EXERCISE DESCRIPTION:
Using the records below, locate all lines containing "this" and return them.

[Records from a data source]
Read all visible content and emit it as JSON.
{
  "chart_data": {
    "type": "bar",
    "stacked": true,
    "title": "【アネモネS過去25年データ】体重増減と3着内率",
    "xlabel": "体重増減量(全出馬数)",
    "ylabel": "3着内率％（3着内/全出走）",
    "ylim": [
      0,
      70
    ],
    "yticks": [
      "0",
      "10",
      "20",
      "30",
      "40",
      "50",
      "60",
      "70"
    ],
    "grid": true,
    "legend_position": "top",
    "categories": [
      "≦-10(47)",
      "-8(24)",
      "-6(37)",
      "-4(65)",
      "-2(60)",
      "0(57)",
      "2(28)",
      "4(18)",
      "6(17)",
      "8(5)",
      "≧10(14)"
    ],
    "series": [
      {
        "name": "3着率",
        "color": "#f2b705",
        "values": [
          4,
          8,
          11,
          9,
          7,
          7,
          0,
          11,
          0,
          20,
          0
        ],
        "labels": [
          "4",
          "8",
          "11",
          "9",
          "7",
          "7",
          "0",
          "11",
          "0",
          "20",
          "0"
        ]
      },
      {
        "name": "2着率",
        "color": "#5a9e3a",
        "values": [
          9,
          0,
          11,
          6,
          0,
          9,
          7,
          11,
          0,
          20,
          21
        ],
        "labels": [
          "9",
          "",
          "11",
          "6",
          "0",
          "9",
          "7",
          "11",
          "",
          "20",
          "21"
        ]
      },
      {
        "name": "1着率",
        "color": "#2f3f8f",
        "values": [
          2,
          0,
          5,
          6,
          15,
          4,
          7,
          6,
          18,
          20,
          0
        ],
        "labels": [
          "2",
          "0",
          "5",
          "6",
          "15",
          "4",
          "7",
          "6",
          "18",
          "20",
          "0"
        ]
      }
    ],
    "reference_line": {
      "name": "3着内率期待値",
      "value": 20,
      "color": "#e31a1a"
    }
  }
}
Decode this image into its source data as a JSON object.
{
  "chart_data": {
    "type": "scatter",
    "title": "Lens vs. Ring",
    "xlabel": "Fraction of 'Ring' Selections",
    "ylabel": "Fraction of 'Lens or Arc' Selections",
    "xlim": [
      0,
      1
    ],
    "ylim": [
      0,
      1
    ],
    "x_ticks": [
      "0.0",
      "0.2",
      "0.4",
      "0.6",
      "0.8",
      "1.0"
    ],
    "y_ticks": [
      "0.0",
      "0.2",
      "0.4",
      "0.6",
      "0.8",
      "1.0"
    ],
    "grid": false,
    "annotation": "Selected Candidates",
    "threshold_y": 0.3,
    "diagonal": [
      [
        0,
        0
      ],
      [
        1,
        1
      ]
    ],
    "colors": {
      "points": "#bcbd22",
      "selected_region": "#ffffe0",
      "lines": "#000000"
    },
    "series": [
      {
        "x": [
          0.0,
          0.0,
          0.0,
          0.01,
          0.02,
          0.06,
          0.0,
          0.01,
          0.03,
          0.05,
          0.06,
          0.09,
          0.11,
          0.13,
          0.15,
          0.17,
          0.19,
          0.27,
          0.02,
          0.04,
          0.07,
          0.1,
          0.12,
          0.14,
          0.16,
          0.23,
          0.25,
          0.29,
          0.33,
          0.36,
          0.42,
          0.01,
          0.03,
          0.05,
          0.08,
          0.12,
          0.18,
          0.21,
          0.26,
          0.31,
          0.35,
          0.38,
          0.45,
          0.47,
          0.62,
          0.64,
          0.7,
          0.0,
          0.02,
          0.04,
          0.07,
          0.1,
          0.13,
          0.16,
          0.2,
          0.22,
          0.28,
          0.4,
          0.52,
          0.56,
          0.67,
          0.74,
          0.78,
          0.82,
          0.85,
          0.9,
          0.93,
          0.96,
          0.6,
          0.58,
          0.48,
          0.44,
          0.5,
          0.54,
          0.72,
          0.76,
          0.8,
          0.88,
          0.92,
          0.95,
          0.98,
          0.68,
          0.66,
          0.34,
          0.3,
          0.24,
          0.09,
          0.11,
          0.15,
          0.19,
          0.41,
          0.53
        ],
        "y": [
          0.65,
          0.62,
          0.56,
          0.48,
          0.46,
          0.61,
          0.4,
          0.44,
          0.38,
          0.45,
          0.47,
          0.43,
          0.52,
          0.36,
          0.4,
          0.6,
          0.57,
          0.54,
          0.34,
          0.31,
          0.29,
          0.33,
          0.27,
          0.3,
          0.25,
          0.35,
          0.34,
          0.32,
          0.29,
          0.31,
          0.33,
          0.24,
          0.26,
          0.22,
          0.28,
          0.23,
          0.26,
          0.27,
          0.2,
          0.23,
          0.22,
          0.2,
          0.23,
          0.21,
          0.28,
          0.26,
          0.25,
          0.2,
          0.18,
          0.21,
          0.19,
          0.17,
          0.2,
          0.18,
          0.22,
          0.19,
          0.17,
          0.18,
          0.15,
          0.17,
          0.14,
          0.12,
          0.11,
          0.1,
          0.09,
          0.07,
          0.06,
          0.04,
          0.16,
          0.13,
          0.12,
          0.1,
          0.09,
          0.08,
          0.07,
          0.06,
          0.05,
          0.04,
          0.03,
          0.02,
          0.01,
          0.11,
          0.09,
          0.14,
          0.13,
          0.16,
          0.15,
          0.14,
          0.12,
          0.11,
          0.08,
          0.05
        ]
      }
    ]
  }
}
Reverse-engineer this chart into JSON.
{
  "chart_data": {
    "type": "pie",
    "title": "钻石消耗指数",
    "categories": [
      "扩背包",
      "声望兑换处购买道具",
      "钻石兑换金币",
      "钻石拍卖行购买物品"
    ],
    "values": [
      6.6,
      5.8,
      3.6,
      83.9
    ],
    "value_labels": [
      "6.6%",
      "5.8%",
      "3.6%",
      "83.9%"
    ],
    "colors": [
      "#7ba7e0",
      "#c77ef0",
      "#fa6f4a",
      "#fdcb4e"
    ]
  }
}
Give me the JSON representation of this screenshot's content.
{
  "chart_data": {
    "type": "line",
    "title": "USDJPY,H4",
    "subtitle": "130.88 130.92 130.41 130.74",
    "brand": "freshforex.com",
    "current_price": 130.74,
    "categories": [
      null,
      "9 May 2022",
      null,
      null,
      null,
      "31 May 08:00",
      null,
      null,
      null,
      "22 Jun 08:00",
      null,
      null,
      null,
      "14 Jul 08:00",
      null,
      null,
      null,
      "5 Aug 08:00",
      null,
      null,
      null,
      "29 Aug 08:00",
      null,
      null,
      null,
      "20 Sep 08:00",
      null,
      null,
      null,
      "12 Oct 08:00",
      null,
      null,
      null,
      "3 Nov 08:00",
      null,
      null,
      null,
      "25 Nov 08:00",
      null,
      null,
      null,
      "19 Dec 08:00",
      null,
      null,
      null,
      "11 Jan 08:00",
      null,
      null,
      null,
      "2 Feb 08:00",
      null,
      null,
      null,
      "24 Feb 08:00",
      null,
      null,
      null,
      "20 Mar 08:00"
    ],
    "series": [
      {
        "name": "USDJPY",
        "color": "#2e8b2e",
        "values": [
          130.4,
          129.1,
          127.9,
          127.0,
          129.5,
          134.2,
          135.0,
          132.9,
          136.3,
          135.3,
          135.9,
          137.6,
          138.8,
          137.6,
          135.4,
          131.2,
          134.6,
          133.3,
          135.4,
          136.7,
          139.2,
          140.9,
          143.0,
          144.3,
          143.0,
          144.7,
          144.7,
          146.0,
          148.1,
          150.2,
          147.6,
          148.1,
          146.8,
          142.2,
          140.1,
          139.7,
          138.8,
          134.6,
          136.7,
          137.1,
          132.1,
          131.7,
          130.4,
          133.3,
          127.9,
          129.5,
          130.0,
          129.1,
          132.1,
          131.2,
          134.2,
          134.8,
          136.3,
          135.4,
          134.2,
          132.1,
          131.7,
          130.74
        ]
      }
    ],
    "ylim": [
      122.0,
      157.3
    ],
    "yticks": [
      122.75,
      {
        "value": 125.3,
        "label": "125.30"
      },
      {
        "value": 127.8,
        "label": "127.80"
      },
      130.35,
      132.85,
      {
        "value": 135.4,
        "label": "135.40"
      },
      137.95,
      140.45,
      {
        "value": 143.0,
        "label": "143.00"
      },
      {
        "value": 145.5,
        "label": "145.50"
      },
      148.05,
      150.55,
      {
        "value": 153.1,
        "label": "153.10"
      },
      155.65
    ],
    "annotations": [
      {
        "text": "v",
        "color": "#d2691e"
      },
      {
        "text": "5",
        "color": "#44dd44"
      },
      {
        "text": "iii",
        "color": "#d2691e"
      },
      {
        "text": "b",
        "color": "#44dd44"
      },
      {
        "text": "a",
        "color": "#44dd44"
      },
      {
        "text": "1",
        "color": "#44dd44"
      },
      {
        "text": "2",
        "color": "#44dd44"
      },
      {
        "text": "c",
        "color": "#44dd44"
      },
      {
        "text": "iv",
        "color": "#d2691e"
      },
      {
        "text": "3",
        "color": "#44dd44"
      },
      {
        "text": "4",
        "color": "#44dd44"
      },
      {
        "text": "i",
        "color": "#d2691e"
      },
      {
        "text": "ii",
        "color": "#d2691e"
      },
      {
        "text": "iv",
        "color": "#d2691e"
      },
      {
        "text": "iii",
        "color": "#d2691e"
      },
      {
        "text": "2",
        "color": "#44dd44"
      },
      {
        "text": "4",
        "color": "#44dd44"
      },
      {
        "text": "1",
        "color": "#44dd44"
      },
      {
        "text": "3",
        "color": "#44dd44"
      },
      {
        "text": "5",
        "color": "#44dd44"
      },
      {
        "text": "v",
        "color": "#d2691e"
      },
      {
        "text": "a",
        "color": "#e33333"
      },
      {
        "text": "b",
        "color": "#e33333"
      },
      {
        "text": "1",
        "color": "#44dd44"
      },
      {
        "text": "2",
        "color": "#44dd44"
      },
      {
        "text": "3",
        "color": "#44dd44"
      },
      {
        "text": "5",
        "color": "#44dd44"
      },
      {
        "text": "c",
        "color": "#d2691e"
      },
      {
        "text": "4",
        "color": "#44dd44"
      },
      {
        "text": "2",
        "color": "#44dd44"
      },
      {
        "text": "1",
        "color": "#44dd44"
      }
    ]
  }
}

TASK SOLUTION:
Decode this image into its source data as a JSON object.
Reverse-engineer this chart into JSON.
Give me the JSON representation of this screenshot's content.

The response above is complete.